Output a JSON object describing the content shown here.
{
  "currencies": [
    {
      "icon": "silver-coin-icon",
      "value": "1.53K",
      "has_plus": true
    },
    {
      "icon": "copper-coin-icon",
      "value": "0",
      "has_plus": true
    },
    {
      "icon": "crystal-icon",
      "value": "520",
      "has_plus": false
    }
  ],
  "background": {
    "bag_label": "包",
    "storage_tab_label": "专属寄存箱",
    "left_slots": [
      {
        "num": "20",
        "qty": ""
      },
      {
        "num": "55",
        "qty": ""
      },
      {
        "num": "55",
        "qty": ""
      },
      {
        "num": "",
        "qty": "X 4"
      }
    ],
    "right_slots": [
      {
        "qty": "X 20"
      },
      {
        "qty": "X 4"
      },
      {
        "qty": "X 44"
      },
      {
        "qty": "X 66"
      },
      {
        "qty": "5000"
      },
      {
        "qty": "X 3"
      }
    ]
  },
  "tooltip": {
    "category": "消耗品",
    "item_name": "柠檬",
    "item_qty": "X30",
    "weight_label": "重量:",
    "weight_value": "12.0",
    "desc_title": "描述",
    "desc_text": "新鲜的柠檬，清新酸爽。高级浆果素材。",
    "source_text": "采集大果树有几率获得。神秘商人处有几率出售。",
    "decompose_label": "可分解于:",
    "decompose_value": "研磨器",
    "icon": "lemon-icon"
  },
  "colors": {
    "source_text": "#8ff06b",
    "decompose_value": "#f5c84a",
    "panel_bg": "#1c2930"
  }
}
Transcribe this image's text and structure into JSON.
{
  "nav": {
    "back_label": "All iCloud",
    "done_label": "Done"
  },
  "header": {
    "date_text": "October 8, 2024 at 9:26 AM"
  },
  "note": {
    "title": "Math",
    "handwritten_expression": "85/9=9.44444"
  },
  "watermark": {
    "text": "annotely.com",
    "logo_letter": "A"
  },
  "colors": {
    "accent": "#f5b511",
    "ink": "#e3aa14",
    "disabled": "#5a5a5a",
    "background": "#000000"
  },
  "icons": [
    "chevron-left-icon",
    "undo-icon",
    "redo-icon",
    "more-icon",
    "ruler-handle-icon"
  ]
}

* * * * *

Return each entry from above without altering a single character.

### Answer to this exercise
Output a JSON object describing the content shown here.
{
  "currencies": [
    {
      "icon": "silver-coin-icon",
      "value": "1.53K",
      "has_plus": true
    },
    {
      "icon": "copper-coin-icon",
      "value": "0",
      "has_plus": true
    },
    {
      "icon": "crystal-icon",
      "value": "520",
      "has_plus": false
    }
  ],
  "background": {
    "bag_label": "包",
    "storage_tab_label": "专属寄存箱",
    "left_slots": [
      {
        "num": "20",
        "qty": ""
      },
      {
        "num": "55",
        "qty": ""
      },
      {
        "num": "55",
        "qty": ""
      },
      {
        "num": "",
        "qty": "X 4"
      }
    ],
    "right_slots": [
      {
        "qty": "X 20"
      },
      {
        "qty": "X 4"
      },
      {
        "qty": "X 44"
      },
      {
        "qty": "X 66"
      },
      {
        "qty": "5000"
      },
      {
        "qty": "X 3"
      }
    ]
  },
  "tooltip": {
    "category": "消耗品",
    "item_name": "柠檬",
    "item_qty": "X30",
    "weight_label": "重量:",
    "weight_value": "12.0",
    "desc_title": "描述",
    "desc_text": "新鲜的柠檬，清新酸爽。高级浆果素材。",
    "source_text": "采集大果树有几率获得。神秘商人处有几率出售。",
    "decompose_label": "可分解于:",
    "decompose_value": "研磨器",
    "icon": "lemon-icon"
  },
  "colors": {
    "source_text": "#8ff06b",
    "decompose_value": "#f5c84a",
    "panel_bg": "#1c2930"
  }
}
Transcribe this image's text and structure into JSON.
{
  "nav": {
    "back_label": "All iCloud",
    "done_label": "Done"
  },
  "header": {
    "date_text": "October 8, 2024 at 9:26 AM"
  },
  "note": {
    "title": "Math",
    "handwritten_expression": "85/9=9.44444"
  },
  "watermark": {
    "text": "annotely.com",
    "logo_letter": "A"
  },
  "colors": {
    "accent": "#f5b511",
    "ink": "#e3aa14",
    "disabled": "#5a5a5a",
    "background": "#000000"
  },
  "icons": [
    "chevron-left-icon",
    "undo-icon",
    "redo-icon",
    "more-icon",
    "ruler-handle-icon"
  ]
}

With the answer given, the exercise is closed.